──────── Available data ────────
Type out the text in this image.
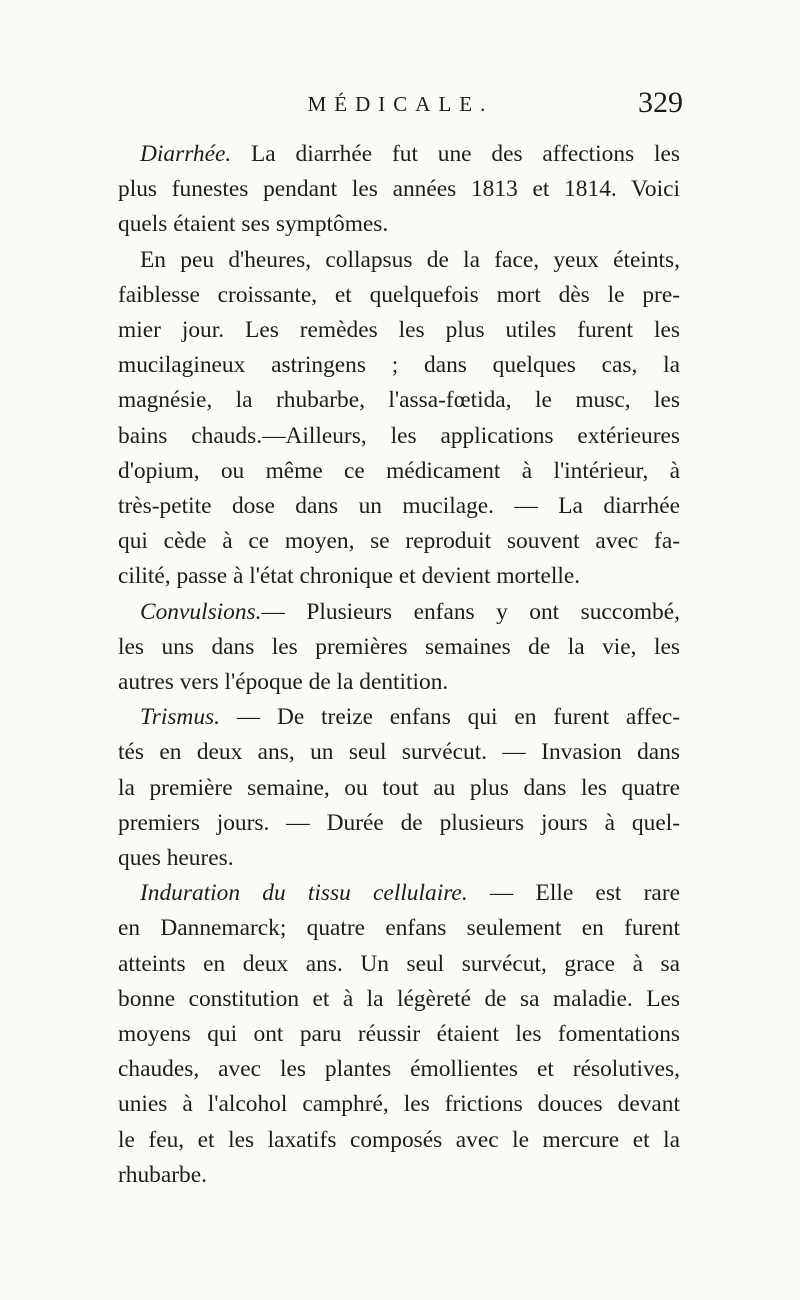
MÉDICALE.	329
Diarrhée. La diarrhée fut une des affections les
plus funestes pendant les années 1813 et 1814. Voici
quels étaient ses symptômes.
En peu d'heures, collapsus de la face, yeux éteints,
faiblesse croissante, et quelquefois mort dès le pre-
mier jour. Les remèdes les plus utiles furent les
mucilagineux astringens ; dans quelques cas, la
magnésie, la rhubarbe, l'assa-fœtida, le musc, les
bains chauds.—Ailleurs, les applications extérieures
d'opium, ou même ce médicament à l'intérieur, à
très-petite dose dans un mucilage. — La diarrhée
qui cède à ce moyen, se reproduit souvent avec fa-
cilité, passe à l'état chronique et devient mortelle.
Convulsions.— Plusieurs enfans y ont succombé,
les uns dans les premières semaines de la vie, les
autres vers l'époque de la dentition.
Trismus. — De treize enfans qui en furent affec-
tés en deux ans, un seul survécut. — Invasion dans
la première semaine, ou tout au plus dans les quatre
premiers jours. — Durée de plusieurs jours à quel-
ques heures.
Induration du tissu cellulaire. — Elle est rare
en Dannemarck; quatre enfans seulement en furent
atteints en deux ans. Un seul survécut, grace à sa
bonne constitution et à la légèreté de sa maladie. Les
moyens qui ont paru réussir étaient les fomentations
chaudes, avec les plantes émollientes et résolutives,
unies à l'alcohol camphré, les frictions douces devant
le feu, et les laxatifs composés avec le mercure et la
rhubarbe.
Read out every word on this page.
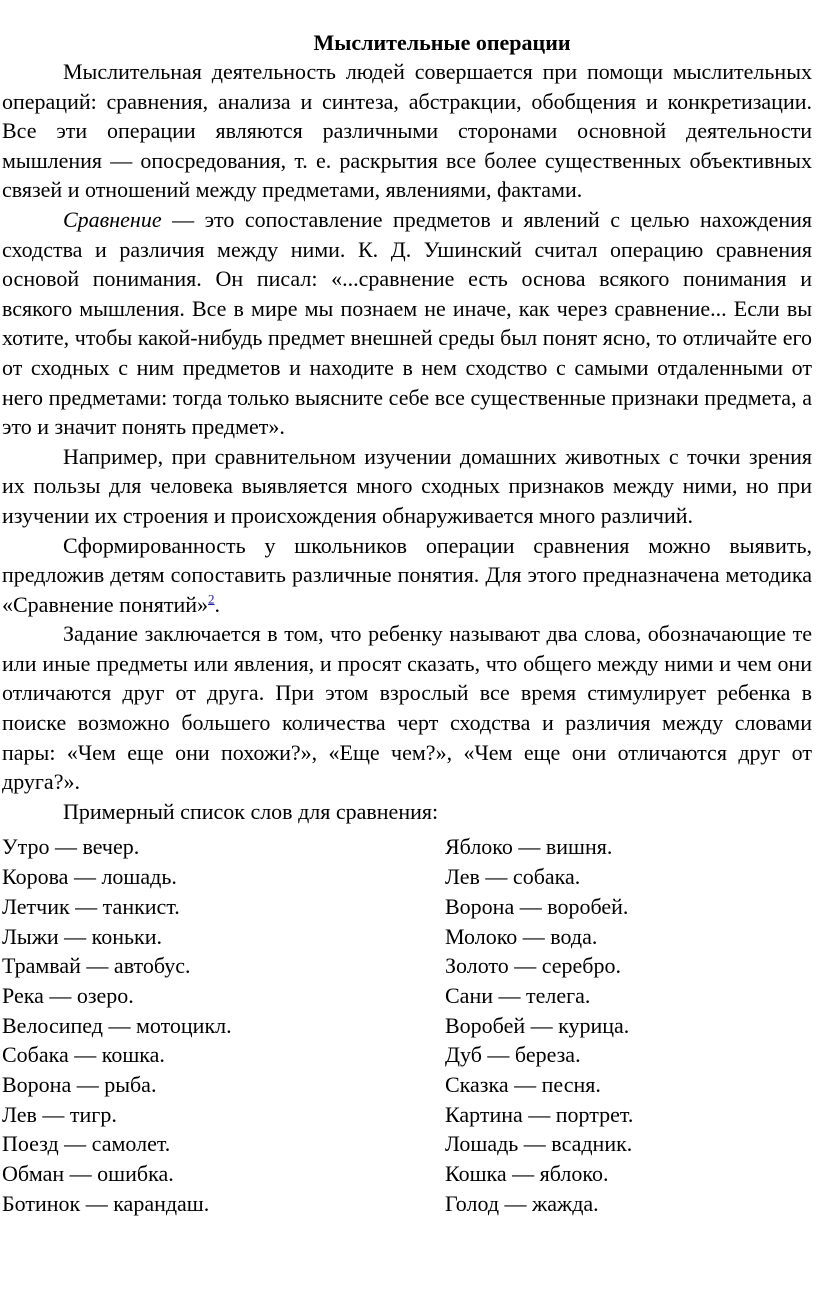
Мыслительные операции

Мыслительная деятельность людей совершается при помощи мыслительных операций: сравнения, анализа и синтеза, абстракции, обобщения и конкретизации. Все эти операции являются различными сторонами основной деятельности мышления — опосредования, т. е. раскрытия все более существенных объективных связей и отношений между предметами, явлениями, фактами.

Сравнение — это сопоставление предметов и явлений с целью нахождения сходства и различия между ними. К. Д. Ушинский считал операцию сравнения основой понимания. Он писал: «...сравнение есть основа всякого понимания и всякого мышления. Все в мире мы познаем не иначе, как через сравнение... Если вы хотите, чтобы какой-нибудь предмет внешней среды был понят ясно, то отличайте его от сходных с ним предметов и находите в нем сходство с самыми отдаленными от него предметами: тогда только выясните себе все существенные признаки предмета, а это и значит понять предмет».

Например, при сравнительном изучении домашних животных с точки зрения их пользы для человека выявляется много сходных признаков между ними, но при изучении их строения и происхождения обнаруживается много различий.

Сформированность у школьников операции сравнения можно выявить, предложив детям сопоставить различные понятия. Для этого предназначена методика «Сравнение понятий»$^2$.

Задание заключается в том, что ребенку называют два слова, обозначающие те или иные предметы или явления, и просят сказать, что общего между ними и чем они отличаются друг от друга. При этом взрослый все время стимулирует ребенка в поиске возможно большего количества черт сходства и различия между словами пары: «Чем еще они похожи?», «Еще чем?», «Чем еще они отличаются друг от друга?».

Примерный список слов для сравнения:

Утро — вечер.
Корова — лошадь.
Летчик — танкист.
Лыжи — коньки.
Трамвай — автобус.
Река — озеро.
Велосипед — мотоцикл.
Собака — кошка.
Ворона — рыба.
Лев — тигр.
Поезд — самолет.
Обман — ошибка.
Ботинок — карандаш.
Яблоко — вишня.
Лев — собака.
Ворона — воробей.
Молоко — вода.
Золото — серебро.
Сани — телега.
Воробей — курица.
Дуб — береза.
Сказка — песня.
Картина — портрет.
Лошадь — всадник.
Кошка — яблоко.
Голод — жажда.
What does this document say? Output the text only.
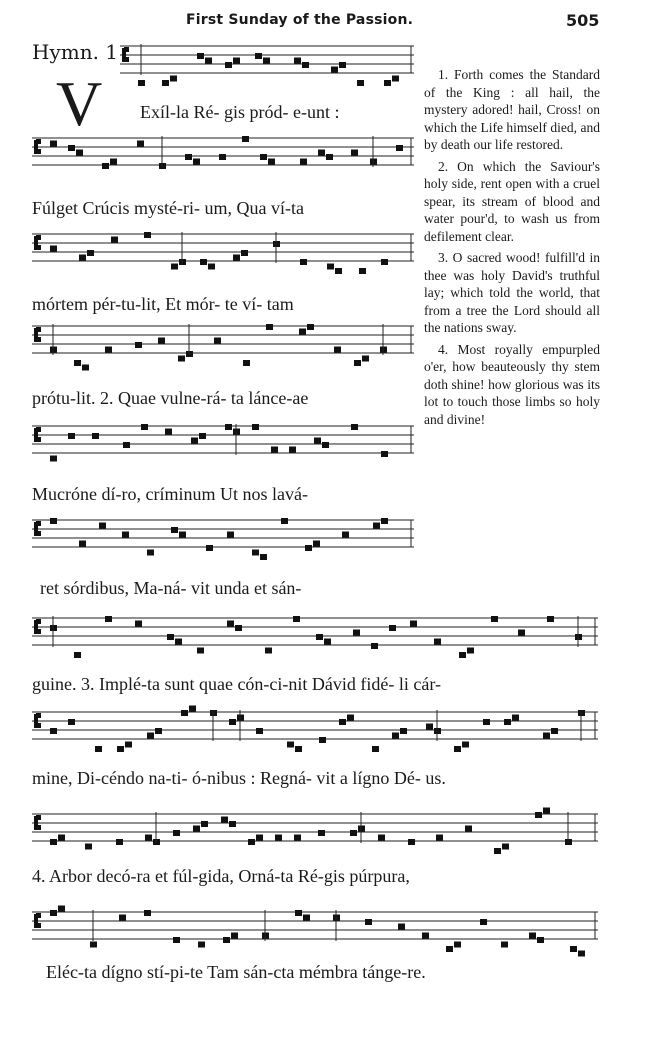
First Sunday of the Passion.	505
Hymn. 1
V Exíl-la Ré- gis pród- e-unt :

Fúlget Crúcis mysté-ri- um, Qua ví-ta

mórtem pér-tu-lit, Et mór- te ví- tam

prótu-lit. 2. Quae vulne-rá- ta lánce-ae

Mucróne dí-ro, críminum Ut nos lavá-

ret sórdibus, Ma-ná- vit unda et sán-

guine. 3. Implé-ta sunt quae cón-ci-nit Dávid fidé- li cár-

mine, Di-céndo na-ti- ó-nibus : Regná- vit a lígno Dé- us.

4. Arbor decó-ra et fúl-gida, Orná-ta Ré-gis púrpura,

Eléc-ta dígno stí-pi-te Tam sán-cta mémbra tánge-re.

1. Forth comes the Standard of the King : all hail, the mystery adored! hail, Cross! on which the Life himself died, and by death our life restored.

2. On which the Saviour's holy side, rent open with a cruel spear, its stream of blood and water pour'd, to wash us from defilement clear.

3. O sacred wood! fulfill'd in thee was holy David's truthful lay; which told the world, that from a tree the Lord should all the nations sway.

4. Most royally empurpled o'er, how beauteously thy stem doth shine! how glorious was its lot to touch those limbs so holy and divine!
────────
What needs to be done:
From the listing, extract all text exactly as given and drop any picture.

Complete answer:
Type out the text in this image.
MÉDICALE.	329
Diarrhée. La diarrhée fut une des affections les
plus funestes pendant les années 1813 et 1814. Voici
quels étaient ses symptômes.
En peu d'heures, collapsus de la face, yeux éteints,
faiblesse croissante, et quelquefois mort dès le pre-
mier jour. Les remèdes les plus utiles furent les
mucilagineux astringens ; dans quelques cas, la
magnésie, la rhubarbe, l'assa-fœtida, le musc, les
bains chauds.—Ailleurs, les applications extérieures
d'opium, ou même ce médicament à l'intérieur, à
très-petite dose dans un mucilage. — La diarrhée
qui cède à ce moyen, se reproduit souvent avec fa-
cilité, passe à l'état chronique et devient mortelle.
Convulsions.— Plusieurs enfans y ont succombé,
les uns dans les premières semaines de la vie, les
autres vers l'époque de la dentition.
Trismus. — De treize enfans qui en furent affec-
tés en deux ans, un seul survécut. — Invasion dans
la première semaine, ou tout au plus dans les quatre
premiers jours. — Durée de plusieurs jours à quel-
ques heures.
Induration du tissu cellulaire. — Elle est rare
en Dannemarck; quatre enfans seulement en furent
atteints en deux ans. Un seul survécut, grace à sa
bonne constitution et à la légèreté de sa maladie. Les
moyens qui ont paru réussir étaient les fomentations
chaudes, avec les plantes émollientes et résolutives,
unies à l'alcohol camphré, les frictions douces devant
le feu, et les laxatifs composés avec le mercure et la
rhubarbe.
Read out every word on this page.
Мыслительные операции

Мыслительная деятельность людей совершается при помощи мыслительных операций: сравнения, анализа и синтеза, абстракции, обобщения и конкретизации. Все эти операции являются различными сторонами основной деятельности мышления — опосредования, т. е. раскрытия все более существенных объективных связей и отношений между предметами, явлениями, фактами.

Сравнение — это сопоставление предметов и явлений с целью нахождения сходства и различия между ними. К. Д. Ушинский считал операцию сравнения основой понимания. Он писал: «...сравнение есть основа всякого понимания и всякого мышления. Все в мире мы познаем не иначе, как через сравнение... Если вы хотите, чтобы какой-нибудь предмет внешней среды был понят ясно, то отличайте его от сходных с ним предметов и находите в нем сходство с самыми отдаленными от него предметами: тогда только выясните себе все существенные признаки предмета, а это и значит понять предмет».

Например, при сравнительном изучении домашних животных с точки зрения их пользы для человека выявляется много сходных признаков между ними, но при изучении их строения и происхождения обнаруживается много различий.

Сформированность у школьников операции сравнения можно выявить, предложив детям сопоставить различные понятия. Для этого предназначена методика «Сравнение понятий»$^2$.

Задание заключается в том, что ребенку называют два слова, обозначающие те или иные предметы или явления, и просят сказать, что общего между ними и чем они отличаются друг от друга. При этом взрослый все время стимулирует ребенка в поиске возможно большего количества черт сходства и различия между словами пары: «Чем еще они похожи?», «Еще чем?», «Чем еще они отличаются друг от друга?».

Примерный список слов для сравнения:

Утро — вечер.
Корова — лошадь.
Летчик — танкист.
Лыжи — коньки.
Трамвай — автобус.
Река — озеро.
Велосипед — мотоцикл.
Собака — кошка.
Ворона — рыба.
Лев — тигр.
Поезд — самолет.
Обман — ошибка.
Ботинок — карандаш.
Яблоко — вишня.
Лев — собака.
Ворона — воробей.
Молоко — вода.
Золото — серебро.
Сани — телега.
Воробей — курица.
Дуб — береза.
Сказка — песня.
Картина — портрет.
Лошадь — всадник.
Кошка — яблоко.
Голод — жажда.
What does this document say? Output the text only.
First Sunday of the Passion.	505
Hymn. 1
V Exíl-la Ré- gis pród- e-unt :

Fúlget Crúcis mysté-ri- um, Qua ví-ta

mórtem pér-tu-lit, Et mór- te ví- tam

prótu-lit. 2. Quae vulne-rá- ta lánce-ae

Mucróne dí-ro, críminum Ut nos lavá-

ret sórdibus, Ma-ná- vit unda et sán-

guine. 3. Implé-ta sunt quae cón-ci-nit Dávid fidé- li cár-

mine, Di-céndo na-ti- ó-nibus : Regná- vit a lígno Dé- us.

4. Arbor decó-ra et fúl-gida, Orná-ta Ré-gis púrpura,

Eléc-ta dígno stí-pi-te Tam sán-cta mémbra tánge-re.

1. Forth comes the Standard of the King : all hail, the mystery adored! hail, Cross! on which the Life himself died, and by death our life restored.

2. On which the Saviour's holy side, rent open with a cruel spear, its stream of blood and water pour'd, to wash us from defilement clear.

3. O sacred wood! fulfill'd in thee was holy David's truthful lay; which told the world, that from a tree the Lord should all the nations sway.

4. Most royally empurpled o'er, how beauteously thy stem doth shine! how glorious was its lot to touch those limbs so holy and divine!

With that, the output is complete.